----- Provided data -----

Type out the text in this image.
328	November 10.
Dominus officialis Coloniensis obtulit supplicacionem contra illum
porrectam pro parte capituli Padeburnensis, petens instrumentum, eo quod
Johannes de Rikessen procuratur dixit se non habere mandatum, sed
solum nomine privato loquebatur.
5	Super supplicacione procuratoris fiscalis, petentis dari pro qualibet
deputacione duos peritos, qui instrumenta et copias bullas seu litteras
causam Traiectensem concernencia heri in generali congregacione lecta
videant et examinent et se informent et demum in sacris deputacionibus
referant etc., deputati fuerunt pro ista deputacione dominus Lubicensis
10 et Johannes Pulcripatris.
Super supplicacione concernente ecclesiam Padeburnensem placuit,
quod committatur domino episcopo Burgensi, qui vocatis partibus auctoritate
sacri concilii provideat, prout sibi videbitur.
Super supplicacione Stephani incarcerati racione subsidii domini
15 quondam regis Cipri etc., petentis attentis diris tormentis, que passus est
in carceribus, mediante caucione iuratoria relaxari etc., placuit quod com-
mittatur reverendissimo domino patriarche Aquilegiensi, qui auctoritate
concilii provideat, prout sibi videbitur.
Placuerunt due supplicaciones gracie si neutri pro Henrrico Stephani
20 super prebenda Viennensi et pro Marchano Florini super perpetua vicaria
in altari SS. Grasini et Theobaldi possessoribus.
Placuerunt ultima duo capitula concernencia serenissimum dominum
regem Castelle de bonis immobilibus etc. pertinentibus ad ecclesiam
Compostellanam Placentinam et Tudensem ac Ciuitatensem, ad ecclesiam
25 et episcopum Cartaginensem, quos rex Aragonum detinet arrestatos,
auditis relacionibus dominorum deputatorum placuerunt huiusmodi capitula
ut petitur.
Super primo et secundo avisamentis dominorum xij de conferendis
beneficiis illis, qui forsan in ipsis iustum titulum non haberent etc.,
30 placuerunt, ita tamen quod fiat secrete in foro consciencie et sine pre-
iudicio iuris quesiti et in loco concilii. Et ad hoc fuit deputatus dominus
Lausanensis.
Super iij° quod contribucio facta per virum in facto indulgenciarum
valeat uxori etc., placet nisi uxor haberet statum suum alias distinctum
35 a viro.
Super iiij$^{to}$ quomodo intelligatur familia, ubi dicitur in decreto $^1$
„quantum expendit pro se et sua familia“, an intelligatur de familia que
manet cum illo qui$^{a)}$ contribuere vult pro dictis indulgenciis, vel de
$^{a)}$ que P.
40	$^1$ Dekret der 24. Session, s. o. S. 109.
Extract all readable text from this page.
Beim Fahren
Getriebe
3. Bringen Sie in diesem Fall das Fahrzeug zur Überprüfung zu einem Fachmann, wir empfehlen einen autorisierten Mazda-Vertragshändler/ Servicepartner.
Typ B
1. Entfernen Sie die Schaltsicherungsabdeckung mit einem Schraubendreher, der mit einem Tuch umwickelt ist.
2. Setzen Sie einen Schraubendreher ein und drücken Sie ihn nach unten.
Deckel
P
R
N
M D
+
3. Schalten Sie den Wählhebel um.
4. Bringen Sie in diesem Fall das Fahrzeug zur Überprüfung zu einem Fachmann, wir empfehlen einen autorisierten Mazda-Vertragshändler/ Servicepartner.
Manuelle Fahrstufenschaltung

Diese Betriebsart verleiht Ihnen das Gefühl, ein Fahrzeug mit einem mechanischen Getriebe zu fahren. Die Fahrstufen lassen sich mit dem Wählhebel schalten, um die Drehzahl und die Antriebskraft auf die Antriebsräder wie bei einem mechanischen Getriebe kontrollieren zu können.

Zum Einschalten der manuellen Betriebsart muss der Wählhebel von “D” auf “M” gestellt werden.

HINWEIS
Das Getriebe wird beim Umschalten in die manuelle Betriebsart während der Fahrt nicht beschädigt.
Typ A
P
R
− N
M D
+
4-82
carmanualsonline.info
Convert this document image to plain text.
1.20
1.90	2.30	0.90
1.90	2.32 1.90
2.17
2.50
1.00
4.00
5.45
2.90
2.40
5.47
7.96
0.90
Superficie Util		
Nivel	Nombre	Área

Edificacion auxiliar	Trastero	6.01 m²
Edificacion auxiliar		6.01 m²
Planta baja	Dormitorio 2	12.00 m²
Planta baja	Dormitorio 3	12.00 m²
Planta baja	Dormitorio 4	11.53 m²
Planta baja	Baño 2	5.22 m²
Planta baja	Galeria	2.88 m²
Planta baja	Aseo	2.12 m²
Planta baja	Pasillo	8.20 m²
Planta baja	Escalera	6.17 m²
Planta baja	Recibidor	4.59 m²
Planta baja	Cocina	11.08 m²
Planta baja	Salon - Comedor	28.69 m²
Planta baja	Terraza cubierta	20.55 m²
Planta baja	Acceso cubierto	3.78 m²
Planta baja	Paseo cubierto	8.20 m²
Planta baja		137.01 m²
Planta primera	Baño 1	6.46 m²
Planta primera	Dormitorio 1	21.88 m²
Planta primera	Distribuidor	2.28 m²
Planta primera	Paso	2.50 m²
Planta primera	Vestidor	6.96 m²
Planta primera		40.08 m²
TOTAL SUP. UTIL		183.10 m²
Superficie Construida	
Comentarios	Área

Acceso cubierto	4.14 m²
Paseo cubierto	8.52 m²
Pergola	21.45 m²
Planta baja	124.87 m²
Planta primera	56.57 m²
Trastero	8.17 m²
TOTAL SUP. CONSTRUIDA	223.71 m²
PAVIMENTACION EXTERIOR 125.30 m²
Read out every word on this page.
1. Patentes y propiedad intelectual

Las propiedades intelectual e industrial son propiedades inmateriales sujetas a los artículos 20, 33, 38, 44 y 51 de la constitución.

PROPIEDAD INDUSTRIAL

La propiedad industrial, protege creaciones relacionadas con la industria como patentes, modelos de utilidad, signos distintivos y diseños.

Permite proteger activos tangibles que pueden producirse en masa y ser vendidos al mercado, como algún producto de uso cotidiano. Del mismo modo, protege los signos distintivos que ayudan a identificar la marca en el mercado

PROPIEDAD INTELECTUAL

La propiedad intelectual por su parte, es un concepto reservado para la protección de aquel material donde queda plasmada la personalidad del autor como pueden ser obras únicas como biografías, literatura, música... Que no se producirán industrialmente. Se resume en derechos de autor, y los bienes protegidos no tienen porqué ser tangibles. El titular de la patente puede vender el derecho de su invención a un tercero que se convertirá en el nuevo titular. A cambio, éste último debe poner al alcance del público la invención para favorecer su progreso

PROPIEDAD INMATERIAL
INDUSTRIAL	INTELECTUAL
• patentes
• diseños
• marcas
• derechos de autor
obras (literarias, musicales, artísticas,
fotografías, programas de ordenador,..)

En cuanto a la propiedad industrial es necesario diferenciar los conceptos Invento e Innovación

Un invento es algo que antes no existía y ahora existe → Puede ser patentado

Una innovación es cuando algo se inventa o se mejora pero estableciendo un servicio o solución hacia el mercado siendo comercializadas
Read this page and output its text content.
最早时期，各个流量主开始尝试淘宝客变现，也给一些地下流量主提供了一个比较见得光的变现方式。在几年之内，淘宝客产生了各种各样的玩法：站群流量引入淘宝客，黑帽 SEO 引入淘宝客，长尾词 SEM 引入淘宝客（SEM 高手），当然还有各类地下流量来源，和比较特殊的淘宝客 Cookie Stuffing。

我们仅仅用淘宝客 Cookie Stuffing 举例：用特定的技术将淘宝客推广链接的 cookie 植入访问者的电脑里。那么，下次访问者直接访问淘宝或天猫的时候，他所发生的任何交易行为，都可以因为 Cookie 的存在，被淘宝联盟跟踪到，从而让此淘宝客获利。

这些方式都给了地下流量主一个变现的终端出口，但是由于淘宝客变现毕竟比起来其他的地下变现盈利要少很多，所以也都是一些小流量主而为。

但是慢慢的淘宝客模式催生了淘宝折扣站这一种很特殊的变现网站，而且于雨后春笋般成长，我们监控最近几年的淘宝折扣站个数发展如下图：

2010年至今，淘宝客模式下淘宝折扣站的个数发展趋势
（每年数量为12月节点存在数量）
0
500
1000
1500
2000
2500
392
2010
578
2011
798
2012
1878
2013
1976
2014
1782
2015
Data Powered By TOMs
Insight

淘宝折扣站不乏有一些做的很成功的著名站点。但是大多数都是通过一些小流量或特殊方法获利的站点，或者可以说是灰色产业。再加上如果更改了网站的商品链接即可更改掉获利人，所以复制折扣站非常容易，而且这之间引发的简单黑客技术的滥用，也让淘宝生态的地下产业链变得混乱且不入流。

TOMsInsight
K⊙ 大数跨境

-----

Instruction ->
From the line containing "Read this page and output its text content." down to the last line, reproduce the records exactly. Include both ends.

Written answer ->
Read this page and output its text content.
最早时期，各个流量主开始尝试淘宝客变现，也给一些地下流量主提供了一个比较见得光的变现方式。在几年之内，淘宝客产生了各种各样的玩法：站群流量引入淘宝客，黑帽 SEO 引入淘宝客，长尾词 SEM 引入淘宝客（SEM 高手），当然还有各类地下流量来源，和比较特殊的淘宝客 Cookie Stuffing。

我们仅仅用淘宝客 Cookie Stuffing 举例：用特定的技术将淘宝客推广链接的 cookie 植入访问者的电脑里。那么，下次访问者直接访问淘宝或天猫的时候，他所发生的任何交易行为，都可以因为 Cookie 的存在，被淘宝联盟跟踪到，从而让此淘宝客获利。

这些方式都给了地下流量主一个变现的终端出口，但是由于淘宝客变现毕竟比起来其他的地下变现盈利要少很多，所以也都是一些小流量主而为。

但是慢慢的淘宝客模式催生了淘宝折扣站这一种很特殊的变现网站，而且于雨后春笋般成长，我们监控最近几年的淘宝折扣站个数发展如下图：

2010年至今，淘宝客模式下淘宝折扣站的个数发展趋势
（每年数量为12月节点存在数量）
0
500
1000
1500
2000
2500
392
2010
578
2011
798
2012
1878
2013
1976
2014
1782
2015
Data Powered By TOMs
Insight

淘宝折扣站不乏有一些做的很成功的著名站点。但是大多数都是通过一些小流量或特殊方法获利的站点，或者可以说是灰色产业。再加上如果更改了网站的商品链接即可更改掉获利人，所以复制折扣站非常容易，而且这之间引发的简单黑客技术的滥用，也让淘宝生态的地下产业链变得混乱且不入流。

TOMsInsight
K⊙ 大数跨境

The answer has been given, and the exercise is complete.